Pull out from the material below all lines with "ylabel".

++++ Records for processing

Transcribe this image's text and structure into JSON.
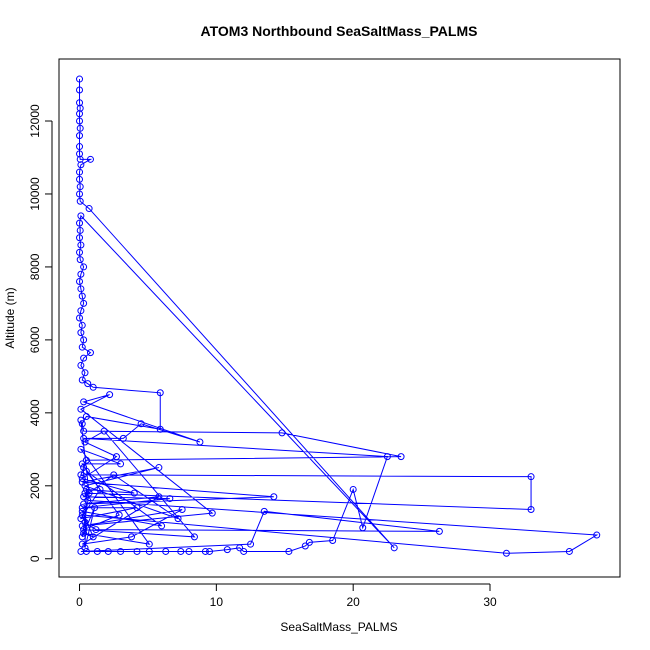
{
  "chart_data": {
    "type": "line",
    "title": "ATOM3 Northbound SeaSaltMass_PALMS",
    "xlabel": "SeaSaltMass_PALMS",
    "ylabel": "Altitude (m)",
    "xlim": [
      -1.5,
      39.5
    ],
    "ylim": [
      -500,
      13700
    ],
    "xticks": [
      0,
      10,
      20,
      30
    ],
    "yticks": [
      0,
      2000,
      4000,
      6000,
      8000,
      10000,
      12000
    ],
    "grid": false,
    "series_color": "#0000ff",
    "series": [
      {
        "points": [
          [
            0.0,
            13150
          ],
          [
            0.0,
            12850
          ],
          [
            0.0,
            12500
          ],
          [
            0.05,
            12350
          ],
          [
            0.0,
            12200
          ],
          [
            0.0,
            12000
          ],
          [
            0.05,
            11800
          ],
          [
            0.0,
            11600
          ],
          [
            0.0,
            11300
          ],
          [
            0.0,
            11100
          ],
          [
            0.05,
            10950
          ],
          [
            0.8,
            10950
          ],
          [
            0.1,
            10800
          ],
          [
            0.0,
            10600
          ],
          [
            0.0,
            10400
          ],
          [
            0.05,
            10200
          ],
          [
            0.0,
            10000
          ],
          [
            0.05,
            9800
          ],
          [
            0.7,
            9600
          ],
          [
            23.0,
            300
          ],
          [
            0.1,
            9400
          ],
          [
            0.0,
            9200
          ],
          [
            0.05,
            9000
          ],
          [
            0.0,
            8800
          ],
          [
            0.1,
            8600
          ],
          [
            0.0,
            8400
          ],
          [
            0.05,
            8200
          ],
          [
            0.3,
            8000
          ],
          [
            0.1,
            7800
          ],
          [
            0.0,
            7600
          ],
          [
            0.1,
            7400
          ],
          [
            0.2,
            7200
          ],
          [
            0.3,
            7000
          ],
          [
            0.1,
            6800
          ],
          [
            0.0,
            6600
          ],
          [
            0.2,
            6400
          ],
          [
            0.1,
            6200
          ],
          [
            0.3,
            6000
          ],
          [
            0.2,
            5800
          ],
          [
            0.8,
            5650
          ],
          [
            0.3,
            5500
          ],
          [
            0.1,
            5300
          ],
          [
            0.4,
            5100
          ],
          [
            0.2,
            4900
          ],
          [
            0.6,
            4800
          ],
          [
            1.0,
            4700
          ],
          [
            5.9,
            4550
          ],
          [
            5.9,
            3550
          ],
          [
            0.5,
            3900
          ],
          [
            0.2,
            3700
          ],
          [
            0.3,
            3500
          ],
          [
            14.8,
            3450
          ],
          [
            23.5,
            2800
          ],
          [
            0.5,
            2700
          ],
          [
            0.3,
            2500
          ],
          [
            0.1,
            2300
          ],
          [
            33.0,
            2250
          ],
          [
            33.0,
            1350
          ],
          [
            0.4,
            1800
          ],
          [
            0.6,
            1600
          ],
          [
            37.8,
            650
          ],
          [
            35.8,
            200
          ],
          [
            31.2,
            150
          ],
          [
            0.2,
            1200
          ],
          [
            0.4,
            1000
          ],
          [
            1.2,
            800
          ],
          [
            26.3,
            750
          ],
          [
            13.5,
            1300
          ],
          [
            12.5,
            400
          ],
          [
            0.1,
            200
          ],
          [
            0.5,
            200
          ],
          [
            1.3,
            200
          ],
          [
            2.1,
            200
          ],
          [
            3.0,
            200
          ],
          [
            4.2,
            200
          ],
          [
            5.1,
            200
          ],
          [
            6.3,
            200
          ],
          [
            7.4,
            200
          ],
          [
            8.0,
            200
          ],
          [
            9.2,
            200
          ],
          [
            9.5,
            200
          ],
          [
            10.8,
            250
          ],
          [
            11.7,
            300
          ],
          [
            12.0,
            200
          ],
          [
            15.3,
            200
          ],
          [
            16.5,
            350
          ],
          [
            16.8,
            450
          ],
          [
            18.5,
            500
          ],
          [
            20.0,
            1900
          ],
          [
            20.7,
            850
          ],
          [
            22.5,
            2800
          ],
          [
            0.3,
            3300
          ],
          [
            3.2,
            3300
          ],
          [
            4.5,
            3700
          ],
          [
            8.8,
            3200
          ],
          [
            0.3,
            4300
          ],
          [
            2.2,
            4500
          ],
          [
            0.1,
            4100
          ],
          [
            9.7,
            1250
          ],
          [
            0.2,
            900
          ],
          [
            7.5,
            1350
          ],
          [
            3.8,
            600
          ],
          [
            0.2,
            400
          ],
          [
            5.8,
            1700
          ],
          [
            0.3,
            1500
          ],
          [
            14.2,
            1700
          ],
          [
            0.2,
            2100
          ],
          [
            5.8,
            2500
          ],
          [
            0.4,
            2000
          ],
          [
            7.2,
            1100
          ],
          [
            2.5,
            2300
          ],
          [
            0.3,
            1700
          ],
          [
            6.6,
            1650
          ],
          [
            0.2,
            1400
          ],
          [
            4.2,
            1400
          ],
          [
            0.1,
            1100
          ],
          [
            1.5,
            1900
          ],
          [
            0.2,
            2600
          ],
          [
            3.0,
            2600
          ],
          [
            0.1,
            3000
          ],
          [
            5.1,
            400
          ],
          [
            0.3,
            700
          ],
          [
            1.0,
            600
          ],
          [
            0.2,
            1300
          ],
          [
            6.0,
            900
          ],
          [
            0.5,
            2400
          ],
          [
            2.9,
            1200
          ],
          [
            0.3,
            800
          ],
          [
            8.4,
            600
          ],
          [
            1.8,
            3500
          ],
          [
            0.4,
            3200
          ],
          [
            2.7,
            2800
          ],
          [
            0.2,
            2200
          ],
          [
            4.0,
            1800
          ],
          [
            0.5,
            1900
          ],
          [
            0.4,
            300
          ],
          [
            1.1,
            1400
          ],
          [
            0.2,
            600
          ],
          [
            0.7,
            1800
          ],
          [
            0.1,
            3800
          ]
        ]
      }
    ]
  }
}
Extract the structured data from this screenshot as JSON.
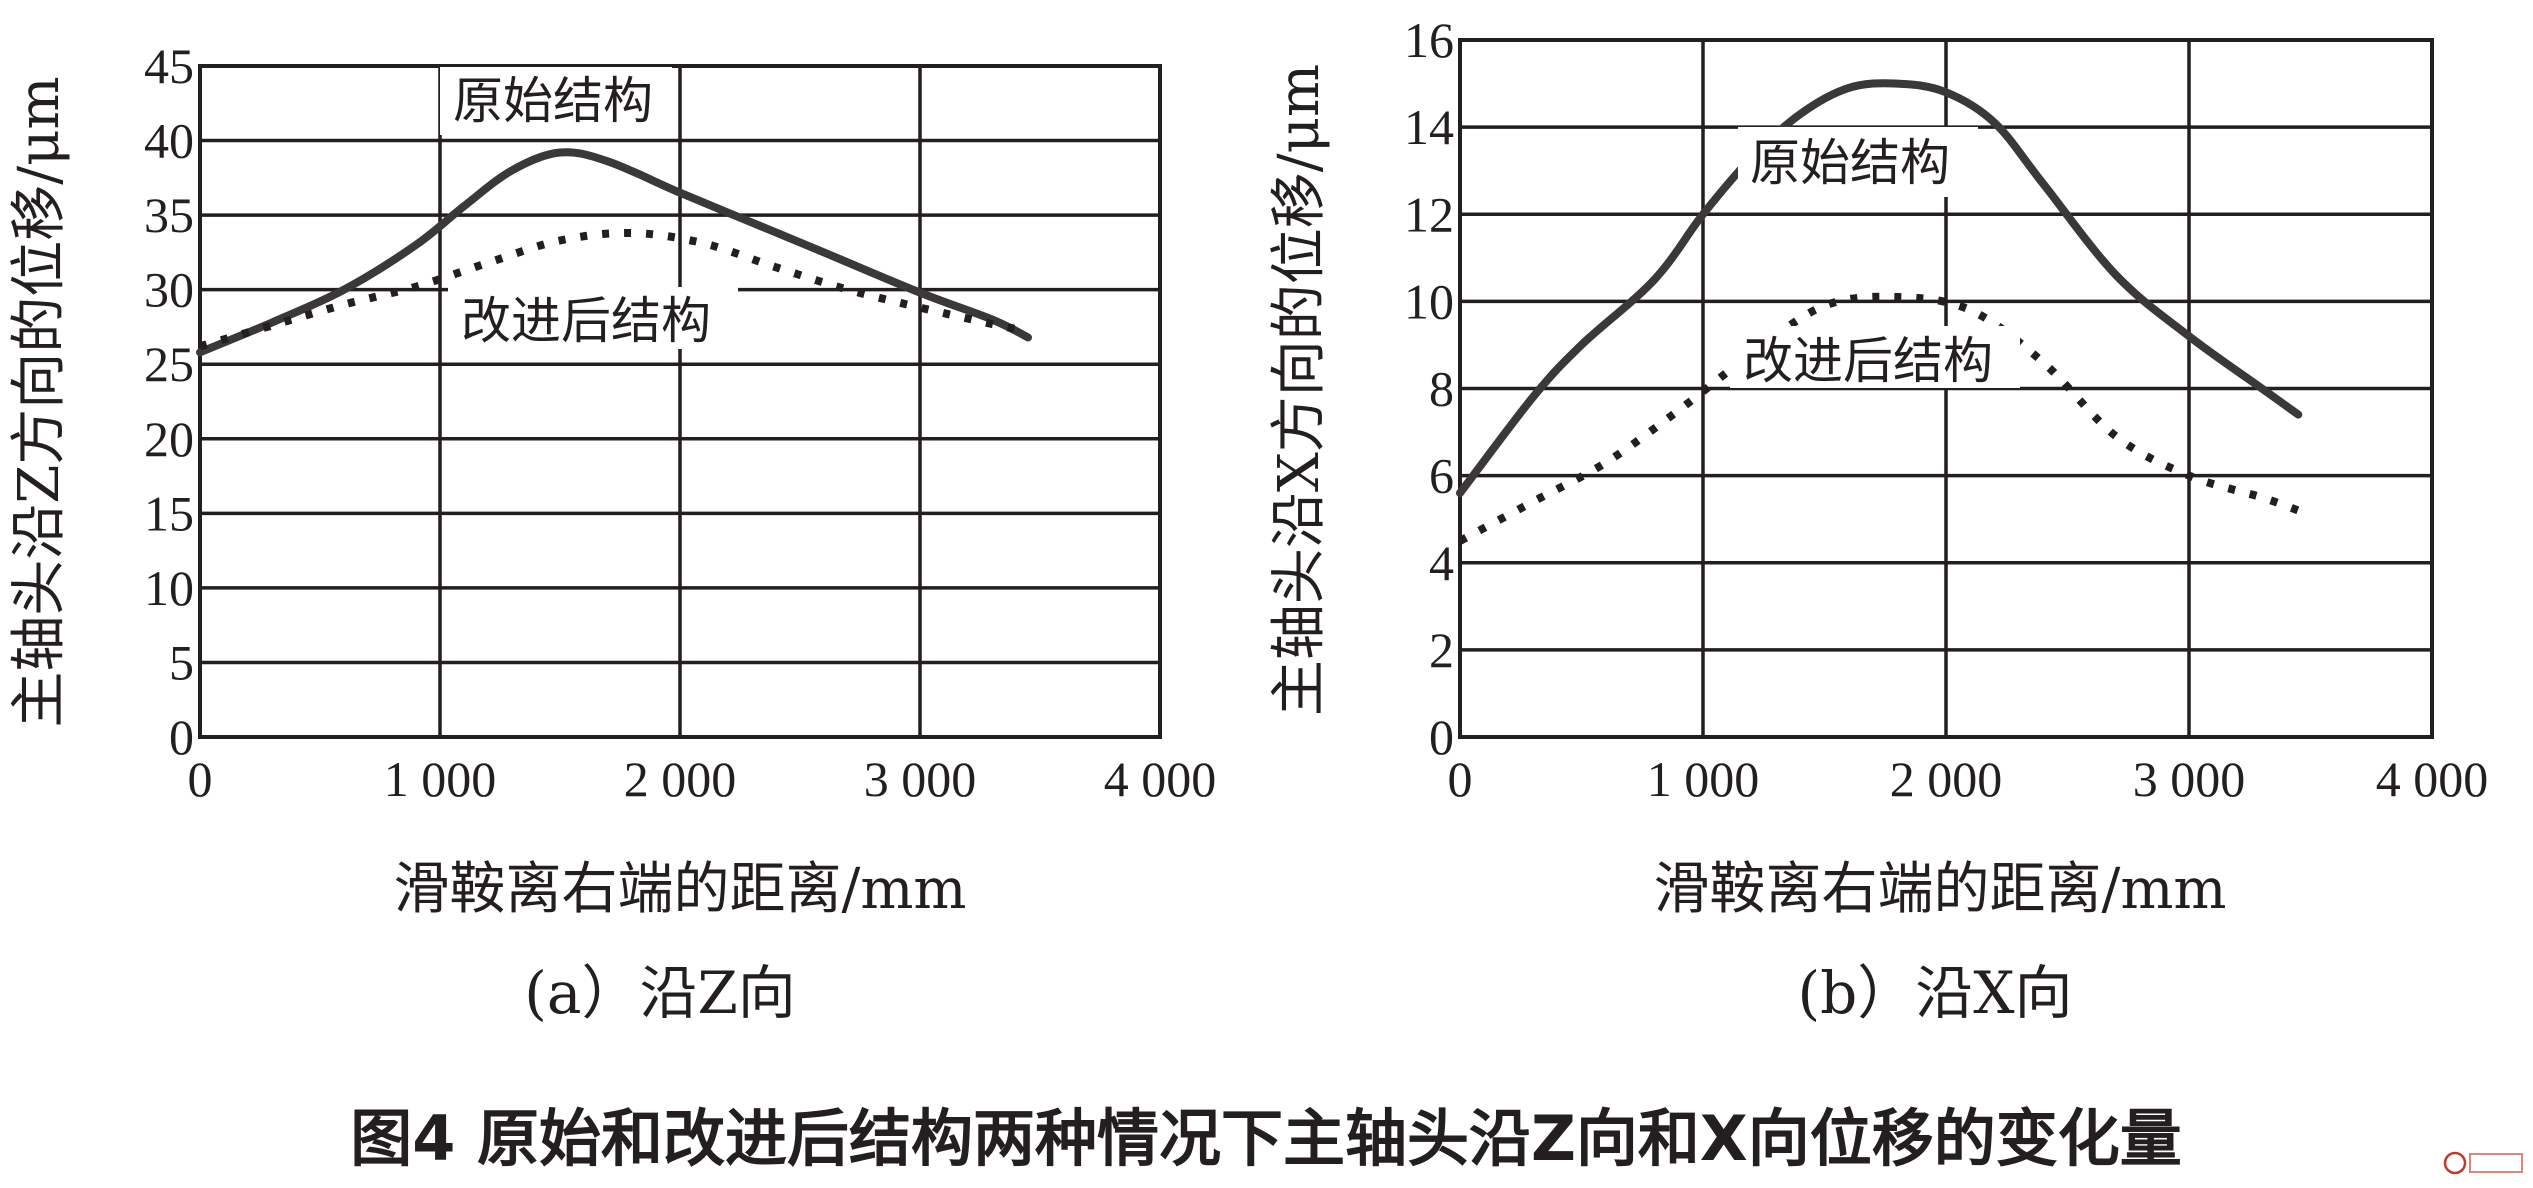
{
  "figure_title": "图4  原始和改进后结构两种情况下主轴头沿Z向和X向位移的变化量",
  "watermark": "",
  "chart_data": [
    {
      "type": "line",
      "caption": "(a）沿Z向",
      "xlabel": "滑鞍离右端的距离/mm",
      "ylabel": "主轴头沿Z方向的位移/μm",
      "xlim": [
        0,
        4000
      ],
      "ylim": [
        0,
        45
      ],
      "xticks": [
        0,
        1000,
        2000,
        3000,
        4000
      ],
      "xtick_labels": [
        "0",
        "1 000",
        "2 000",
        "3 000",
        "4 000"
      ],
      "yticks": [
        0,
        5,
        10,
        15,
        20,
        25,
        30,
        35,
        40,
        45
      ],
      "ytick_labels": [
        "0",
        "5",
        "10",
        "15",
        "20",
        "25",
        "30",
        "35",
        "40",
        "45"
      ],
      "grid": true,
      "series": [
        {
          "name": "原始结构",
          "style": "solid",
          "x": [
            0,
            300,
            600,
            900,
            1100,
            1300,
            1500,
            1700,
            2000,
            2300,
            2600,
            3000,
            3300,
            3450
          ],
          "y": [
            25.8,
            27.8,
            30.0,
            33.0,
            35.6,
            38.0,
            39.2,
            38.6,
            36.5,
            34.5,
            32.5,
            29.8,
            28.0,
            26.8
          ]
        },
        {
          "name": "改进后结构",
          "style": "dotted",
          "x": [
            0,
            300,
            600,
            900,
            1200,
            1500,
            1800,
            2100,
            2400,
            2700,
            3000,
            3300,
            3450
          ],
          "y": [
            26.2,
            27.6,
            29.0,
            30.2,
            31.8,
            33.3,
            33.8,
            33.1,
            31.5,
            30.0,
            28.8,
            27.7,
            27.2
          ]
        }
      ]
    },
    {
      "type": "line",
      "caption": "(b）沿X向",
      "xlabel": "滑鞍离右端的距离/mm",
      "ylabel": "主轴头沿X方向的位移/μm",
      "xlim": [
        0,
        4000
      ],
      "ylim": [
        0,
        16
      ],
      "xticks": [
        0,
        1000,
        2000,
        3000,
        4000
      ],
      "xtick_labels": [
        "0",
        "1 000",
        "2 000",
        "3 000",
        "4 000"
      ],
      "yticks": [
        0,
        2,
        4,
        6,
        8,
        10,
        12,
        14,
        16
      ],
      "ytick_labels": [
        "0",
        "2",
        "4",
        "6",
        "8",
        "10",
        "12",
        "14",
        "16"
      ],
      "grid": true,
      "series": [
        {
          "name": "原始结构",
          "style": "solid",
          "x": [
            0,
            300,
            500,
            800,
            1000,
            1200,
            1400,
            1600,
            1800,
            2000,
            2200,
            2400,
            2700,
            3000,
            3300,
            3450
          ],
          "y": [
            5.6,
            7.8,
            9.0,
            10.5,
            12.0,
            13.3,
            14.3,
            14.9,
            15.0,
            14.8,
            14.1,
            12.7,
            10.6,
            9.2,
            8.0,
            7.4
          ]
        },
        {
          "name": "改进后结构",
          "style": "dotted",
          "x": [
            0,
            300,
            600,
            900,
            1200,
            1500,
            1800,
            2100,
            2400,
            2700,
            3000,
            3300,
            3450
          ],
          "y": [
            4.5,
            5.4,
            6.3,
            7.5,
            8.8,
            9.9,
            10.1,
            9.8,
            8.6,
            6.9,
            6.0,
            5.5,
            5.2
          ]
        }
      ]
    }
  ]
}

++++++++

* [Task result]
    "ylabel": "Altitude (m)",
      "ylabel": "主轴头沿Z方向的位移/μm",
      "ylabel": "主轴头沿X方向的位移/μm",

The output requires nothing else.